■ **WHAT TO WORK ON**:
Reproduce the records below in full and exactly, without their images.

■ **MATERIAL**:
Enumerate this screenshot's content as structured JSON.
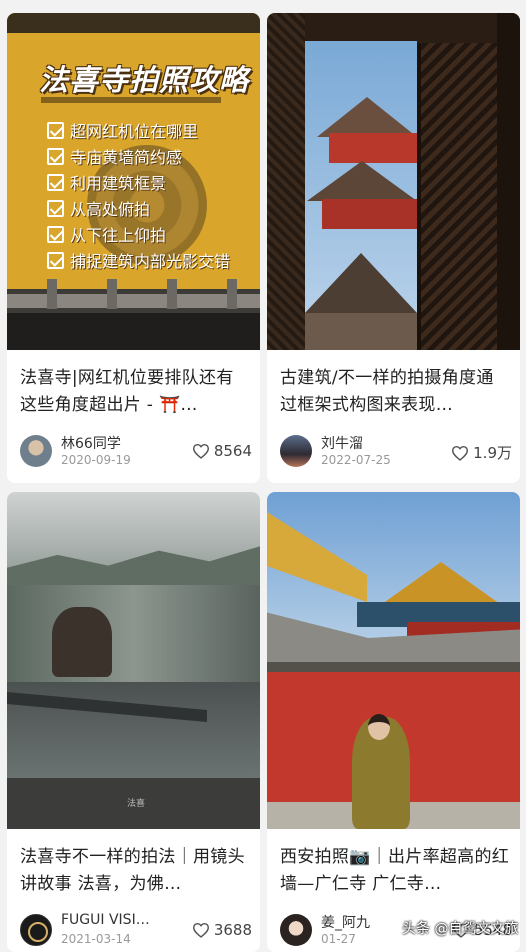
{
  "feed": {
    "cards": [
      {
        "thumb_title": "法喜寺拍照攻略",
        "thumb_list": [
          "超网红机位在哪里",
          "寺庙黄墙简约感",
          "利用建筑框景",
          "从高处俯拍",
          "从下往上仰拍",
          "捕捉建筑内部光影交错"
        ],
        "title": "法喜寺|网红机位要排队还有这些角度超出片 - ⛩️…",
        "author": "林66同学",
        "date": "2020-09-19",
        "likes": "8564"
      },
      {
        "title": "古建筑/不一样的拍摄角度通过框架式构图来表现…",
        "author": "刘牛溜",
        "date": "2022-07-25",
        "likes": "1.9万"
      },
      {
        "thumb_caption": "法喜",
        "title": "法喜寺不一样的拍法｜用镜头讲故事 法喜，为佛…",
        "author": "FUGUI VISI…",
        "date": "2021-03-14",
        "likes": "3688"
      },
      {
        "title": "西安拍照📷｜出片率超高的红墙—广仁寺 广仁寺…",
        "author": "姜_阿九",
        "date": "01-27",
        "likes": "5548"
      }
    ]
  },
  "watermark": "头条 @自鸳文文旅"
}
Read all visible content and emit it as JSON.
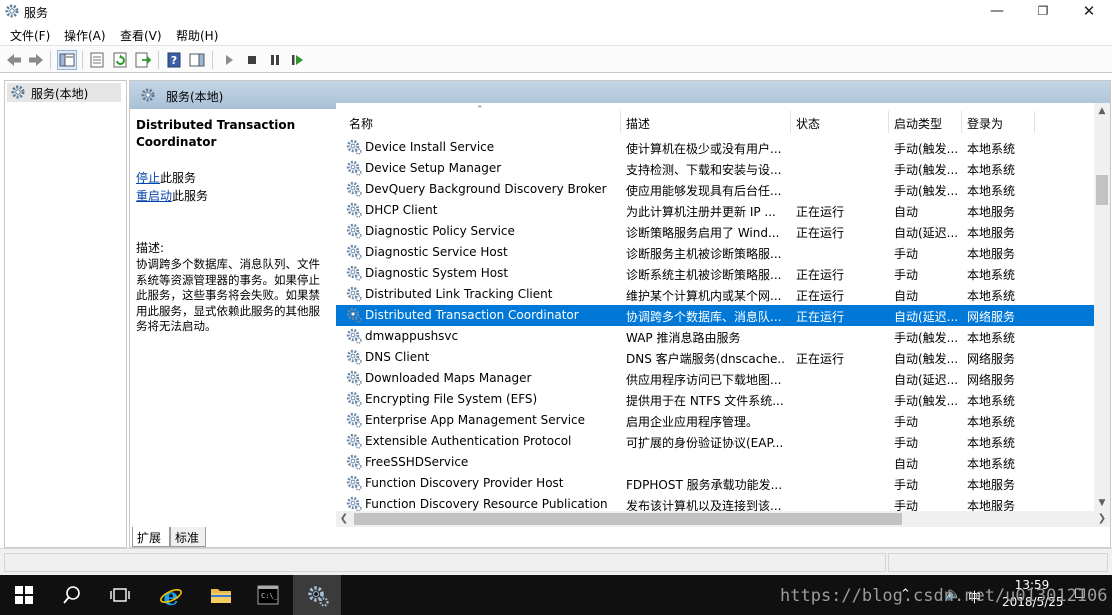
{
  "window": {
    "title": "服务"
  },
  "menu": [
    "文件(F)",
    "操作(A)",
    "查看(V)",
    "帮助(H)"
  ],
  "tree": {
    "root_label": "服务(本地)"
  },
  "pane": {
    "header_label": "服务(本地)"
  },
  "details": {
    "service_title": "Distributed Transaction Coordinator",
    "stop_link": "停止",
    "stop_suffix": "此服务",
    "restart_link": "重启动",
    "restart_suffix": "此服务",
    "desc_label": "描述:",
    "desc_text": "协调跨多个数据库、消息队列、文件系统等资源管理器的事务。如果停止此服务，这些事务将会失败。如果禁用此服务，显式依赖此服务的其他服务将无法启动。"
  },
  "columns": {
    "name": "名称",
    "desc": "描述",
    "status": "状态",
    "startup": "启动类型",
    "logon": "登录为"
  },
  "services": [
    {
      "name": "Device Install Service",
      "desc": "使计算机在极少或没有用户...",
      "status": "",
      "startup": "手动(触发...",
      "logon": "本地系统"
    },
    {
      "name": "Device Setup Manager",
      "desc": "支持检测、下载和安装与设...",
      "status": "",
      "startup": "手动(触发...",
      "logon": "本地系统"
    },
    {
      "name": "DevQuery Background Discovery Broker",
      "desc": "使应用能够发现具有后台任...",
      "status": "",
      "startup": "手动(触发...",
      "logon": "本地系统"
    },
    {
      "name": "DHCP Client",
      "desc": "为此计算机注册并更新 IP ...",
      "status": "正在运行",
      "startup": "自动",
      "logon": "本地服务"
    },
    {
      "name": "Diagnostic Policy Service",
      "desc": "诊断策略服务启用了 Wind...",
      "status": "正在运行",
      "startup": "自动(延迟...",
      "logon": "本地服务"
    },
    {
      "name": "Diagnostic Service Host",
      "desc": "诊断服务主机被诊断策略服...",
      "status": "",
      "startup": "手动",
      "logon": "本地服务"
    },
    {
      "name": "Diagnostic System Host",
      "desc": "诊断系统主机被诊断策略服...",
      "status": "正在运行",
      "startup": "手动",
      "logon": "本地系统"
    },
    {
      "name": "Distributed Link Tracking Client",
      "desc": "维护某个计算机内或某个网...",
      "status": "正在运行",
      "startup": "自动",
      "logon": "本地系统"
    },
    {
      "name": "Distributed Transaction Coordinator",
      "desc": "协调跨多个数据库、消息队...",
      "status": "正在运行",
      "startup": "自动(延迟...",
      "logon": "网络服务",
      "selected": true
    },
    {
      "name": "dmwappushsvc",
      "desc": "WAP 推消息路由服务",
      "status": "",
      "startup": "手动(触发...",
      "logon": "本地系统"
    },
    {
      "name": "DNS Client",
      "desc": "DNS 客户端服务(dnscache...",
      "status": "正在运行",
      "startup": "自动(触发...",
      "logon": "网络服务"
    },
    {
      "name": "Downloaded Maps Manager",
      "desc": "供应用程序访问已下载地图...",
      "status": "",
      "startup": "自动(延迟...",
      "logon": "网络服务"
    },
    {
      "name": "Encrypting File System (EFS)",
      "desc": "提供用于在 NTFS 文件系统...",
      "status": "",
      "startup": "手动(触发...",
      "logon": "本地系统"
    },
    {
      "name": "Enterprise App Management Service",
      "desc": "启用企业应用程序管理。",
      "status": "",
      "startup": "手动",
      "logon": "本地系统"
    },
    {
      "name": "Extensible Authentication Protocol",
      "desc": "可扩展的身份验证协议(EAP...",
      "status": "",
      "startup": "手动",
      "logon": "本地系统"
    },
    {
      "name": "FreeSSHDService",
      "desc": "",
      "status": "",
      "startup": "自动",
      "logon": "本地系统"
    },
    {
      "name": "Function Discovery Provider Host",
      "desc": "FDPHOST 服务承载功能发...",
      "status": "",
      "startup": "手动",
      "logon": "本地服务"
    },
    {
      "name": "Function Discovery Resource Publication",
      "desc": "发布该计算机以及连接到该...",
      "status": "",
      "startup": "手动",
      "logon": "本地服务"
    }
  ],
  "tabs": [
    "扩展",
    "标准"
  ],
  "taskbar": {
    "time": "13:59",
    "date": "2018/5/25",
    "ime": "中"
  },
  "watermark": "https://blog.csdn.net/u013012106",
  "colors": {
    "selection": "#0078d7",
    "header_gradient_top": "#c5d6e6",
    "taskbar": "#101010"
  }
}
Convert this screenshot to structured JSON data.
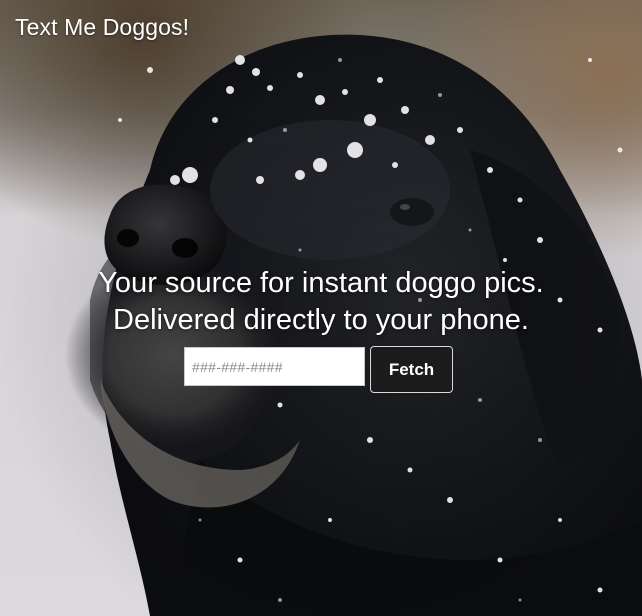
{
  "brand": {
    "title": "Text Me Doggos!"
  },
  "hero": {
    "image": "black-dog-in-snow",
    "headline_line1": "Your source for instant doggo pics.",
    "headline_line2": "Delivered directly to your phone."
  },
  "signup": {
    "phone_placeholder": "###-###-####",
    "phone_value": "",
    "fetch_label": "Fetch"
  },
  "colors": {
    "text": "#ffffff",
    "button_bg": "#1c1c1c",
    "input_bg": "#ffffff"
  }
}
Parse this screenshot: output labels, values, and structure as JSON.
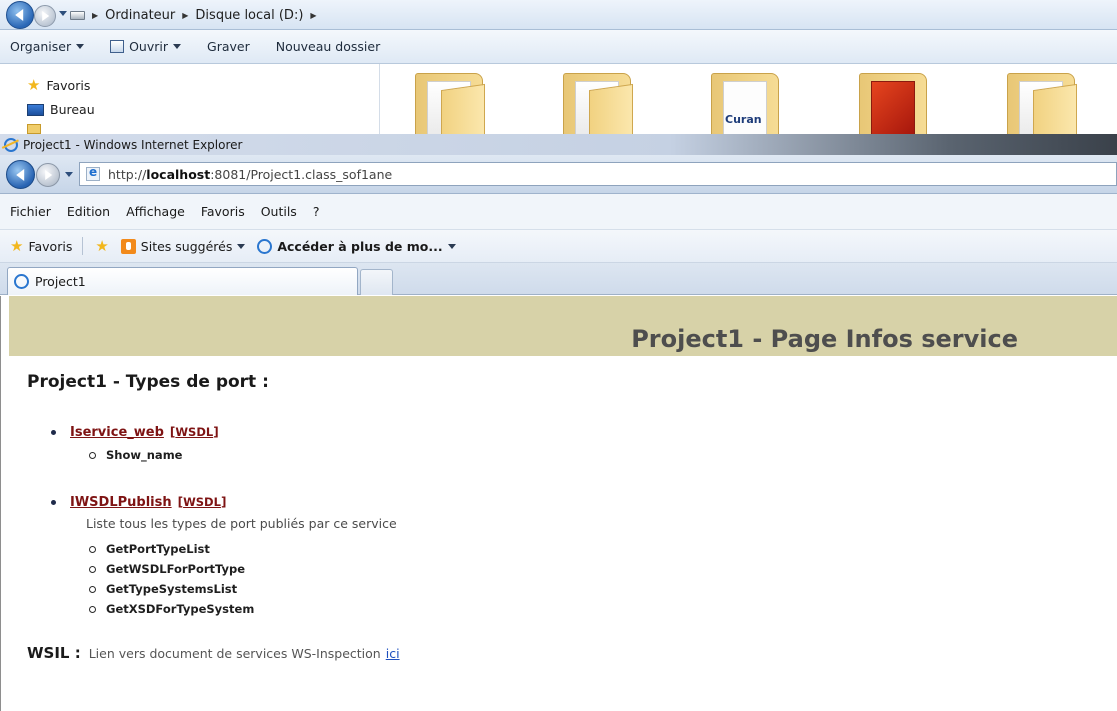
{
  "explorer": {
    "breadcrumbs": [
      "Ordinateur",
      "Disque local (D:)"
    ],
    "commands": [
      "Organiser",
      "Ouvrir",
      "Graver",
      "Nouveau dossier"
    ],
    "nav_items": [
      "Favoris",
      "Bureau"
    ],
    "folder_icon_text": "Curan"
  },
  "ie": {
    "window_title": "Project1 - Windows Internet Explorer",
    "url_prefix": "http://",
    "url_host": "localhost",
    "url_rest": ":8081/Project1.class_sof1ane",
    "menu": [
      "Fichier",
      "Edition",
      "Affichage",
      "Favoris",
      "Outils",
      "?"
    ],
    "favorites_bar": {
      "favoris": "Favoris",
      "sites_suggeres": "Sites suggérés",
      "acceder": "Accéder à plus de mo..."
    },
    "tab_title": "Project1"
  },
  "page": {
    "header_title": "Project1 - Page Infos service",
    "section_title": "Project1 - Types de port :",
    "wsdl_label": "WSDL",
    "ports": [
      {
        "name": "Iservice_web",
        "description": "",
        "operations": [
          "Show_name"
        ]
      },
      {
        "name": "IWSDLPublish",
        "description": "Liste tous les types de port publiés par ce service",
        "operations": [
          "GetPortTypeList",
          "GetWSDLForPortType",
          "GetTypeSystemsList",
          "GetXSDForTypeSystem"
        ]
      }
    ],
    "wsil": {
      "label": "WSIL :",
      "text": "Lien vers document de services WS-Inspection",
      "link": "ici"
    }
  },
  "colors": {
    "header_band": "#d7d2a8",
    "port_link": "#7e1313",
    "hyperlink": "#1d4fbf"
  }
}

■ **EXPECTED OUTPUT**:
Enumerate this screenshot's content as structured JSON.
{
  "feed": {
    "cards": [
      {
        "thumb_title": "法喜寺拍照攻略",
        "thumb_list": [
          "超网红机位在哪里",
          "寺庙黄墙简约感",
          "利用建筑框景",
          "从高处俯拍",
          "从下往上仰拍",
          "捕捉建筑内部光影交错"
        ],
        "title": "法喜寺|网红机位要排队还有这些角度超出片 - ⛩️…",
        "author": "林66同学",
        "date": "2020-09-19",
        "likes": "8564"
      },
      {
        "title": "古建筑/不一样的拍摄角度通过框架式构图来表现…",
        "author": "刘牛溜",
        "date": "2022-07-25",
        "likes": "1.9万"
      },
      {
        "thumb_caption": "法喜",
        "title": "法喜寺不一样的拍法｜用镜头讲故事 法喜，为佛…",
        "author": "FUGUI VISI…",
        "date": "2021-03-14",
        "likes": "3688"
      },
      {
        "title": "西安拍照📷｜出片率超高的红墙—广仁寺 广仁寺…",
        "author": "姜_阿九",
        "date": "01-27",
        "likes": "5548"
      }
    ]
  },
  "watermark": "头条 @自鸳文文旅"
}
Read all visible content and emit it as JSON.
{
  "window": {
    "title": "服务"
  },
  "menu": [
    "文件(F)",
    "操作(A)",
    "查看(V)",
    "帮助(H)"
  ],
  "tree": {
    "root_label": "服务(本地)"
  },
  "pane": {
    "header_label": "服务(本地)"
  },
  "details": {
    "service_title": "Distributed Transaction Coordinator",
    "stop_link": "停止",
    "stop_suffix": "此服务",
    "restart_link": "重启动",
    "restart_suffix": "此服务",
    "desc_label": "描述:",
    "desc_text": "协调跨多个数据库、消息队列、文件系统等资源管理器的事务。如果停止此服务，这些事务将会失败。如果禁用此服务，显式依赖此服务的其他服务将无法启动。"
  },
  "columns": {
    "name": "名称",
    "desc": "描述",
    "status": "状态",
    "startup": "启动类型",
    "logon": "登录为"
  },
  "services": [
    {
      "name": "Device Install Service",
      "desc": "使计算机在极少或没有用户...",
      "status": "",
      "startup": "手动(触发...",
      "logon": "本地系统"
    },
    {
      "name": "Device Setup Manager",
      "desc": "支持检测、下载和安装与设...",
      "status": "",
      "startup": "手动(触发...",
      "logon": "本地系统"
    },
    {
      "name": "DevQuery Background Discovery Broker",
      "desc": "使应用能够发现具有后台任...",
      "status": "",
      "startup": "手动(触发...",
      "logon": "本地系统"
    },
    {
      "name": "DHCP Client",
      "desc": "为此计算机注册并更新 IP ...",
      "status": "正在运行",
      "startup": "自动",
      "logon": "本地服务"
    },
    {
      "name": "Diagnostic Policy Service",
      "desc": "诊断策略服务启用了 Wind...",
      "status": "正在运行",
      "startup": "自动(延迟...",
      "logon": "本地服务"
    },
    {
      "name": "Diagnostic Service Host",
      "desc": "诊断服务主机被诊断策略服...",
      "status": "",
      "startup": "手动",
      "logon": "本地服务"
    },
    {
      "name": "Diagnostic System Host",
      "desc": "诊断系统主机被诊断策略服...",
      "status": "正在运行",
      "startup": "手动",
      "logon": "本地系统"
    },
    {
      "name": "Distributed Link Tracking Client",
      "desc": "维护某个计算机内或某个网...",
      "status": "正在运行",
      "startup": "自动",
      "logon": "本地系统"
    },
    {
      "name": "Distributed Transaction Coordinator",
      "desc": "协调跨多个数据库、消息队...",
      "status": "正在运行",
      "startup": "自动(延迟...",
      "logon": "网络服务",
      "selected": true
    },
    {
      "name": "dmwappushsvc",
      "desc": "WAP 推消息路由服务",
      "status": "",
      "startup": "手动(触发...",
      "logon": "本地系统"
    },
    {
      "name": "DNS Client",
      "desc": "DNS 客户端服务(dnscache...",
      "status": "正在运行",
      "startup": "自动(触发...",
      "logon": "网络服务"
    },
    {
      "name": "Downloaded Maps Manager",
      "desc": "供应用程序访问已下载地图...",
      "status": "",
      "startup": "自动(延迟...",
      "logon": "网络服务"
    },
    {
      "name": "Encrypting File System (EFS)",
      "desc": "提供用于在 NTFS 文件系统...",
      "status": "",
      "startup": "手动(触发...",
      "logon": "本地系统"
    },
    {
      "name": "Enterprise App Management Service",
      "desc": "启用企业应用程序管理。",
      "status": "",
      "startup": "手动",
      "logon": "本地系统"
    },
    {
      "name": "Extensible Authentication Protocol",
      "desc": "可扩展的身份验证协议(EAP...",
      "status": "",
      "startup": "手动",
      "logon": "本地系统"
    },
    {
      "name": "FreeSSHDService",
      "desc": "",
      "status": "",
      "startup": "自动",
      "logon": "本地系统"
    },
    {
      "name": "Function Discovery Provider Host",
      "desc": "FDPHOST 服务承载功能发...",
      "status": "",
      "startup": "手动",
      "logon": "本地服务"
    },
    {
      "name": "Function Discovery Resource Publication",
      "desc": "发布该计算机以及连接到该...",
      "status": "",
      "startup": "手动",
      "logon": "本地服务"
    }
  ],
  "tabs": [
    "扩展",
    "标准"
  ],
  "taskbar": {
    "time": "13:59",
    "date": "2018/5/25",
    "ime": "中"
  },
  "watermark": "https://blog.csdn.net/u013012106",
  "colors": {
    "selection": "#0078d7",
    "header_gradient_top": "#c5d6e6",
    "taskbar": "#101010"
  }
}
Convert this screenshot to structured JSON data.
{
  "brand": {
    "title": "Text Me Doggos!"
  },
  "hero": {
    "image": "black-dog-in-snow",
    "headline_line1": "Your source for instant doggo pics.",
    "headline_line2": "Delivered directly to your phone."
  },
  "signup": {
    "phone_placeholder": "###-###-####",
    "phone_value": "",
    "fetch_label": "Fetch"
  },
  "colors": {
    "text": "#ffffff",
    "button_bg": "#1c1c1c",
    "input_bg": "#ffffff"
  }
}
Parse this screenshot: output labels, values, and structure as JSON.
{
  "explorer": {
    "breadcrumbs": [
      "Ordinateur",
      "Disque local (D:)"
    ],
    "commands": [
      "Organiser",
      "Ouvrir",
      "Graver",
      "Nouveau dossier"
    ],
    "nav_items": [
      "Favoris",
      "Bureau"
    ],
    "folder_icon_text": "Curan"
  },
  "ie": {
    "window_title": "Project1 - Windows Internet Explorer",
    "url_prefix": "http://",
    "url_host": "localhost",
    "url_rest": ":8081/Project1.class_sof1ane",
    "menu": [
      "Fichier",
      "Edition",
      "Affichage",
      "Favoris",
      "Outils",
      "?"
    ],
    "favorites_bar": {
      "favoris": "Favoris",
      "sites_suggeres": "Sites suggérés",
      "acceder": "Accéder à plus de mo..."
    },
    "tab_title": "Project1"
  },
  "page": {
    "header_title": "Project1 - Page Infos service",
    "section_title": "Project1 - Types de port :",
    "wsdl_label": "WSDL",
    "ports": [
      {
        "name": "Iservice_web",
        "description": "",
        "operations": [
          "Show_name"
        ]
      },
      {
        "name": "IWSDLPublish",
        "description": "Liste tous les types de port publiés par ce service",
        "operations": [
          "GetPortTypeList",
          "GetWSDLForPortType",
          "GetTypeSystemsList",
          "GetXSDForTypeSystem"
        ]
      }
    ],
    "wsil": {
      "label": "WSIL :",
      "text": "Lien vers document de services WS-Inspection",
      "link": "ici"
    }
  },
  "colors": {
    "header_band": "#d7d2a8",
    "port_link": "#7e1313",
    "hyperlink": "#1d4fbf"
  }
}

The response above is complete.